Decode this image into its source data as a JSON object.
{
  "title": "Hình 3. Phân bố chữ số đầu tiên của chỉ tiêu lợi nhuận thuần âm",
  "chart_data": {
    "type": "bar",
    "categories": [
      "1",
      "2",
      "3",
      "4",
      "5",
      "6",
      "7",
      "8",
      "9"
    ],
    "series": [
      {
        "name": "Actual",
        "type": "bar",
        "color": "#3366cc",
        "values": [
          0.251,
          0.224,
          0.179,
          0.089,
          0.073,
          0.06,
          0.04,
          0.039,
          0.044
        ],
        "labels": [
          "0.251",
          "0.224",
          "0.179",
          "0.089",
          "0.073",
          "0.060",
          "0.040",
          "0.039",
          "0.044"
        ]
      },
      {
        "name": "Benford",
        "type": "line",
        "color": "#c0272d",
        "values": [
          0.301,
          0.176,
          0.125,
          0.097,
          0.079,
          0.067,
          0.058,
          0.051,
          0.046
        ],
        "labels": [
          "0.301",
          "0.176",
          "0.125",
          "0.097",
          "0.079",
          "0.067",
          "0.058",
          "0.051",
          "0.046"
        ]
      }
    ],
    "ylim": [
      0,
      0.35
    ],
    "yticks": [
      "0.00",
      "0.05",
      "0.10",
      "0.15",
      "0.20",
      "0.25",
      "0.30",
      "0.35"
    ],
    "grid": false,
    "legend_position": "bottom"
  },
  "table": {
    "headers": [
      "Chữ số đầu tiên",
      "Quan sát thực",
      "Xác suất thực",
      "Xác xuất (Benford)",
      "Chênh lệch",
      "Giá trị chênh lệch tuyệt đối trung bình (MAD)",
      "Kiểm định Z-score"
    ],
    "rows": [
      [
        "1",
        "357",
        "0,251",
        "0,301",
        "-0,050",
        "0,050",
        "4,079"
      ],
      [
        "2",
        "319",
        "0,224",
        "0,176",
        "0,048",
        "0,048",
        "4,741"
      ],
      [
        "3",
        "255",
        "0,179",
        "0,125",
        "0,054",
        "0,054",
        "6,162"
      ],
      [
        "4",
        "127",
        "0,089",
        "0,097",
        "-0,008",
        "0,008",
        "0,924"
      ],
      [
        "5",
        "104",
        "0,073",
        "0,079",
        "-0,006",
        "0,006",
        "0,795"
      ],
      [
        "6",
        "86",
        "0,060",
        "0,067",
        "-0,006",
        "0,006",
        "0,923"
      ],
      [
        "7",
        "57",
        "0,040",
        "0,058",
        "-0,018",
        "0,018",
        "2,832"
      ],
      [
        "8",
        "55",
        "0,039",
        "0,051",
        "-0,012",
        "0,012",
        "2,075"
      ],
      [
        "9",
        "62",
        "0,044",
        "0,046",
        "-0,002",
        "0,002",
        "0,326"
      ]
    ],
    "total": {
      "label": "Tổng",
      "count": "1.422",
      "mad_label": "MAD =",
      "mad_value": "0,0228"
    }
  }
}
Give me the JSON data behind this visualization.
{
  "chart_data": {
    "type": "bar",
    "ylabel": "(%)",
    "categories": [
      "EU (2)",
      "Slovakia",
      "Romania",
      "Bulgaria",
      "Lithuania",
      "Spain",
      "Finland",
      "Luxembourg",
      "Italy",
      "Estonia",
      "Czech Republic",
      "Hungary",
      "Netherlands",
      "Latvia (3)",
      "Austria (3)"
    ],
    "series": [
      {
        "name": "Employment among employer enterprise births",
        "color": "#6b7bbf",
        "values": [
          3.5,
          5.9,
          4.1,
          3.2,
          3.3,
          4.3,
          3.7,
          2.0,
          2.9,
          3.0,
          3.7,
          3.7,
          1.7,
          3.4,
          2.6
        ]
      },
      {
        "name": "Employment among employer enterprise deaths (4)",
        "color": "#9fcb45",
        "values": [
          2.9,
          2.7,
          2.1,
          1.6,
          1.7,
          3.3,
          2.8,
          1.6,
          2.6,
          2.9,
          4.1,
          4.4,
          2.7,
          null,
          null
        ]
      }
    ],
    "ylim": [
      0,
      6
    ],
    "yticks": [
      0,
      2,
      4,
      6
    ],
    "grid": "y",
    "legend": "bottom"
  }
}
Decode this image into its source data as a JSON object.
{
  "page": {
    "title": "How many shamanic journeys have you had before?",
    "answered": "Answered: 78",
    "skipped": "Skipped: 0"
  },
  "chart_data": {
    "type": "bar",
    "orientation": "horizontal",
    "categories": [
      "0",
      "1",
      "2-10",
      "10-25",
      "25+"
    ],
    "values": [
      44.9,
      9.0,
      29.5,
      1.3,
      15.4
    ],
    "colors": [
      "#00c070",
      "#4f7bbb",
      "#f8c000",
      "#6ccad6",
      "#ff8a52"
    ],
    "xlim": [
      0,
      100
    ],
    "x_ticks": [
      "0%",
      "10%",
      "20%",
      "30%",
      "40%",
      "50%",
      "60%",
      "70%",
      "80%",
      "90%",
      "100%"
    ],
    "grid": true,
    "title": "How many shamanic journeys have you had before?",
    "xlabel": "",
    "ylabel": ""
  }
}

*-*-*

- _Task goal_
Set down the listing in full, keeping every word exactly as it is.

- _The response_
Decode this image into its source data as a JSON object.
{
  "title": "Hình 3. Phân bố chữ số đầu tiên của chỉ tiêu lợi nhuận thuần âm",
  "chart_data": {
    "type": "bar",
    "categories": [
      "1",
      "2",
      "3",
      "4",
      "5",
      "6",
      "7",
      "8",
      "9"
    ],
    "series": [
      {
        "name": "Actual",
        "type": "bar",
        "color": "#3366cc",
        "values": [
          0.251,
          0.224,
          0.179,
          0.089,
          0.073,
          0.06,
          0.04,
          0.039,
          0.044
        ],
        "labels": [
          "0.251",
          "0.224",
          "0.179",
          "0.089",
          "0.073",
          "0.060",
          "0.040",
          "0.039",
          "0.044"
        ]
      },
      {
        "name": "Benford",
        "type": "line",
        "color": "#c0272d",
        "values": [
          0.301,
          0.176,
          0.125,
          0.097,
          0.079,
          0.067,
          0.058,
          0.051,
          0.046
        ],
        "labels": [
          "0.301",
          "0.176",
          "0.125",
          "0.097",
          "0.079",
          "0.067",
          "0.058",
          "0.051",
          "0.046"
        ]
      }
    ],
    "ylim": [
      0,
      0.35
    ],
    "yticks": [
      "0.00",
      "0.05",
      "0.10",
      "0.15",
      "0.20",
      "0.25",
      "0.30",
      "0.35"
    ],
    "grid": false,
    "legend_position": "bottom"
  },
  "table": {
    "headers": [
      "Chữ số đầu tiên",
      "Quan sát thực",
      "Xác suất thực",
      "Xác xuất (Benford)",
      "Chênh lệch",
      "Giá trị chênh lệch tuyệt đối trung bình (MAD)",
      "Kiểm định Z-score"
    ],
    "rows": [
      [
        "1",
        "357",
        "0,251",
        "0,301",
        "-0,050",
        "0,050",
        "4,079"
      ],
      [
        "2",
        "319",
        "0,224",
        "0,176",
        "0,048",
        "0,048",
        "4,741"
      ],
      [
        "3",
        "255",
        "0,179",
        "0,125",
        "0,054",
        "0,054",
        "6,162"
      ],
      [
        "4",
        "127",
        "0,089",
        "0,097",
        "-0,008",
        "0,008",
        "0,924"
      ],
      [
        "5",
        "104",
        "0,073",
        "0,079",
        "-0,006",
        "0,006",
        "0,795"
      ],
      [
        "6",
        "86",
        "0,060",
        "0,067",
        "-0,006",
        "0,006",
        "0,923"
      ],
      [
        "7",
        "57",
        "0,040",
        "0,058",
        "-0,018",
        "0,018",
        "2,832"
      ],
      [
        "8",
        "55",
        "0,039",
        "0,051",
        "-0,012",
        "0,012",
        "2,075"
      ],
      [
        "9",
        "62",
        "0,044",
        "0,046",
        "-0,002",
        "0,002",
        "0,326"
      ]
    ],
    "total": {
      "label": "Tổng",
      "count": "1.422",
      "mad_label": "MAD =",
      "mad_value": "0,0228"
    }
  }
}
Give me the JSON data behind this visualization.
{
  "chart_data": {
    "type": "bar",
    "ylabel": "(%)",
    "categories": [
      "EU (2)",
      "Slovakia",
      "Romania",
      "Bulgaria",
      "Lithuania",
      "Spain",
      "Finland",
      "Luxembourg",
      "Italy",
      "Estonia",
      "Czech Republic",
      "Hungary",
      "Netherlands",
      "Latvia (3)",
      "Austria (3)"
    ],
    "series": [
      {
        "name": "Employment among employer enterprise births",
        "color": "#6b7bbf",
        "values": [
          3.5,
          5.9,
          4.1,
          3.2,
          3.3,
          4.3,
          3.7,
          2.0,
          2.9,
          3.0,
          3.7,
          3.7,
          1.7,
          3.4,
          2.6
        ]
      },
      {
        "name": "Employment among employer enterprise deaths (4)",
        "color": "#9fcb45",
        "values": [
          2.9,
          2.7,
          2.1,
          1.6,
          1.7,
          3.3,
          2.8,
          1.6,
          2.6,
          2.9,
          4.1,
          4.4,
          2.7,
          null,
          null
        ]
      }
    ],
    "ylim": [
      0,
      6
    ],
    "yticks": [
      0,
      2,
      4,
      6
    ],
    "grid": "y",
    "legend": "bottom"
  }
}
Decode this image into its source data as a JSON object.
{
  "page": {
    "title": "How many shamanic journeys have you had before?",
    "answered": "Answered: 78",
    "skipped": "Skipped: 0"
  },
  "chart_data": {
    "type": "bar",
    "orientation": "horizontal",
    "categories": [
      "0",
      "1",
      "2-10",
      "10-25",
      "25+"
    ],
    "values": [
      44.9,
      9.0,
      29.5,
      1.3,
      15.4
    ],
    "colors": [
      "#00c070",
      "#4f7bbb",
      "#f8c000",
      "#6ccad6",
      "#ff8a52"
    ],
    "xlim": [
      0,
      100
    ],
    "x_ticks": [
      "0%",
      "10%",
      "20%",
      "30%",
      "40%",
      "50%",
      "60%",
      "70%",
      "80%",
      "90%",
      "100%"
    ],
    "grid": true,
    "title": "How many shamanic journeys have you had before?",
    "xlabel": "",
    "ylabel": ""
  }
}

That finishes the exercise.